(Perguntas):
A. Responda, com base no texto sobre o cerco do Porto:
(i) Em que ano D. Pedro liderou as tropas liberais no cerco do Porto?
(ii) Quem comandava as forças absolutistas?
(iii) Em que ano morreu D. Pedro?
B. Escreva a parte seguinte do texto sobre o cerco do Porto, a começar logo depois da última frase.

(Texto de origem):
-- -- --

Para isso, é necessário recuar até 1832, época em que D. Pedro liderou as tropas liberais no conhecido “cerco do Porto”, um período em que a cidade foi cercada pelas tropas de D. Miguel durante um ano.

“O cerco liberal deveu-se a uma decisão que havia sobre como governar Portugal e qual o regime político mais consentâneo. Basicamente, dividiu-se em duas forças: os liberais comandados por D. Pedro e os absolutistas comandados pelo seu irmão. D. Miguel”, explicou o professor doutorado em História Contemporânea na Escola Superior de Tecnologia e Gestão de Felgueiras (ESTGF.IPP), José António Oliveira.

Foto: Filipa Brito (CM Porto)

O esforço heróico e a resistência das tropas liberais de D. Pedro e dos portuenses garantiram a vitória frente a D. Miguel e às suas forças absolutistas. D. Pedro aquando da sua morte, em 1834, decidiu, assim, doar o seu coração ao Porto, “em testamento como um sinal de agradecimento pela coragem e pelo apoio que a cidade lhe deu a ele e à causa liberal”, relata o professor.

-- -- --

(Registos fornecidos):
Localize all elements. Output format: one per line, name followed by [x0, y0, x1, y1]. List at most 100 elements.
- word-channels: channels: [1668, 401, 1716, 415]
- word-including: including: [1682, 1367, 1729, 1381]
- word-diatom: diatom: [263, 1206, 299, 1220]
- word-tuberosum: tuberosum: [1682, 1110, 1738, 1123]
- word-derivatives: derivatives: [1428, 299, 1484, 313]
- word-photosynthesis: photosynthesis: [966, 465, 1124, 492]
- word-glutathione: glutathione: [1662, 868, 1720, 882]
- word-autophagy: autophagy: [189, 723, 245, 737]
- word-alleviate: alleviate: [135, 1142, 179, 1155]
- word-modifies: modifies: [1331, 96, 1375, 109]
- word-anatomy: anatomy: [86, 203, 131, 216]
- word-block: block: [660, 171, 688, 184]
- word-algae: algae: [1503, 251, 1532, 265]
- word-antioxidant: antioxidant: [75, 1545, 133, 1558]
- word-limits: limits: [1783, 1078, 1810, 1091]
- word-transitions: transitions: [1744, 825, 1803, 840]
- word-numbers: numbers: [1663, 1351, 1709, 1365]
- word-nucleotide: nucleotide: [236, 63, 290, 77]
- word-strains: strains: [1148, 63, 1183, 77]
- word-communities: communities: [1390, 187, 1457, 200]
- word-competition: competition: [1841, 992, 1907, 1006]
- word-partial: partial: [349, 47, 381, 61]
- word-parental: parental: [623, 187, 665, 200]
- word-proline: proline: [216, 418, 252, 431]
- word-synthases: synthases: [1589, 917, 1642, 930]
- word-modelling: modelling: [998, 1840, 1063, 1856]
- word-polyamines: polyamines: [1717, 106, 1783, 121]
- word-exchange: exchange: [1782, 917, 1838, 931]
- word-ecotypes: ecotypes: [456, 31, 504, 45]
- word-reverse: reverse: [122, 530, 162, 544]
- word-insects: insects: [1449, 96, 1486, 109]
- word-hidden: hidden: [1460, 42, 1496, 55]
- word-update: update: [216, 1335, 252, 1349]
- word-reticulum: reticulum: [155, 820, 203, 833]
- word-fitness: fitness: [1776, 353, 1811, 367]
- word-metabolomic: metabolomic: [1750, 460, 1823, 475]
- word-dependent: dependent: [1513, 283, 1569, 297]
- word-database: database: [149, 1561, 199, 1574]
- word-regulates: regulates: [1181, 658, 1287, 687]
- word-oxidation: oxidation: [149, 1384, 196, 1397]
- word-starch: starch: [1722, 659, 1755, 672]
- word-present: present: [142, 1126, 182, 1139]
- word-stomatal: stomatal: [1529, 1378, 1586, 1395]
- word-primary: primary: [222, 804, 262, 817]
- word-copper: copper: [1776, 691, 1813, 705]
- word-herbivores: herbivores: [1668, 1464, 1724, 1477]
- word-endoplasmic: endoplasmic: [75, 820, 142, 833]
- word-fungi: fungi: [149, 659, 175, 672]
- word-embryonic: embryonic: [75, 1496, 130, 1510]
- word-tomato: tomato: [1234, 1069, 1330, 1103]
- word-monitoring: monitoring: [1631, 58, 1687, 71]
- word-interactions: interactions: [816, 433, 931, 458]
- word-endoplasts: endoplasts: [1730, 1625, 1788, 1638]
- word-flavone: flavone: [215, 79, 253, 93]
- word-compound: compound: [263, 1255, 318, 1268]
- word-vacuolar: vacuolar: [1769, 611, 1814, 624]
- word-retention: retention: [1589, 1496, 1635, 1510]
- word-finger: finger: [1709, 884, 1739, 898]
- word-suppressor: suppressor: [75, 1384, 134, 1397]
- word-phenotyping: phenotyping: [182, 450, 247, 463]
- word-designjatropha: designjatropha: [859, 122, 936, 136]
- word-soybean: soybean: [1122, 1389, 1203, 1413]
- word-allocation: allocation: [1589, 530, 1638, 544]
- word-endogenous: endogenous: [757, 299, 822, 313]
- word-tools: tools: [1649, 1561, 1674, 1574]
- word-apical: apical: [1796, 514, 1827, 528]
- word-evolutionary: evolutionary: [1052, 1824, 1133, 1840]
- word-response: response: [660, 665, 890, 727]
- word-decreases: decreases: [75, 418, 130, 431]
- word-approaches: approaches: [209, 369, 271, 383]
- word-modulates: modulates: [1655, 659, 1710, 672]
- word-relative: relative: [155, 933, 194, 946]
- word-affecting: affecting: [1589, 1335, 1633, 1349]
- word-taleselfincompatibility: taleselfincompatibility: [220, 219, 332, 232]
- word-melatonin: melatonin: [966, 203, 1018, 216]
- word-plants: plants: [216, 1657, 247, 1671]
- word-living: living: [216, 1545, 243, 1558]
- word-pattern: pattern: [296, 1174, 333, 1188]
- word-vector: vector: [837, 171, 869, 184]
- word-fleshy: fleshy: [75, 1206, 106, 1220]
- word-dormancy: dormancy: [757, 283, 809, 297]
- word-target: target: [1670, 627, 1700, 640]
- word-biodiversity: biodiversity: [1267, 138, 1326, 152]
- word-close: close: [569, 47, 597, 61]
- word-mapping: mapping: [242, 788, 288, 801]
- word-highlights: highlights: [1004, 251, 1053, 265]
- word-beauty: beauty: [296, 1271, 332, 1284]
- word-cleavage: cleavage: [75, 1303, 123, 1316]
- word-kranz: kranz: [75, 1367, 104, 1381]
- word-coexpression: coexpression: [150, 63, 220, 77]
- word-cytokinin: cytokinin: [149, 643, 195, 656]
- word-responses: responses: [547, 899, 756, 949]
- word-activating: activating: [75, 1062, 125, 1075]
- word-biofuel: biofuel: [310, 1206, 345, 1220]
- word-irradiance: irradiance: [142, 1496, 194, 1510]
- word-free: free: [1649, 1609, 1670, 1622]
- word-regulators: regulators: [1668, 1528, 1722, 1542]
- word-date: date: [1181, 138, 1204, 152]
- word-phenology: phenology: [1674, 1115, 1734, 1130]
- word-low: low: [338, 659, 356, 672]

-- -- --

(Respostas por ordem):
A.
(i) Em 1832.
(ii) D. Miguel, irmão de D. Pedro.
(iii) Em 1834.

B.
Por outro lado, o historiador Ribeiro da Silva lembra que o processo de colação do coração na igreja da Lapa, onde está desde 1837, foi longo e conturbado. “Depois da morte de D. Pedro, em setembro de 1834, a sua mulher, D. Amélia, fez encerrar o coração num escrínio (uma espécie de vaso, ou guarda-jóias) com duas tampas e entregou-o ao ajudante de campo do rei que veio de Lisboa para o Porto num navio”, descreveu à Lusa o historiador. O coração chegou ao Porto apenas em fevereiro de 1835, quase cinco meses após a morte de D.Pedro, tendo ido “em procissão da Ribeira para a Lapa”, onde “toda a cidade esteve presente”.

O órgão chegou à igreja numa urna de madeira, dentro da qual estava um estojo e, lá dentro, um vaso de prata dourada com duas tampas. “Uma era uma espécie de adorno e a outra, presa com parafusos, dava acesso ao coração, inserido em líquidos conservantes desde a primeira hora”, referiu Ribeiro da Silva.

Seguiram-se “dois anos de espera” para a Câmara do Porto e a Irmandade da Lapa “chegarem a acordo sobre sítio” onde devia ficar o órgão, período durante o qual o coração “ficou na capela-mor à guarda de uma sentinela, porque havia receios de que fosse roubado”, acrescentou.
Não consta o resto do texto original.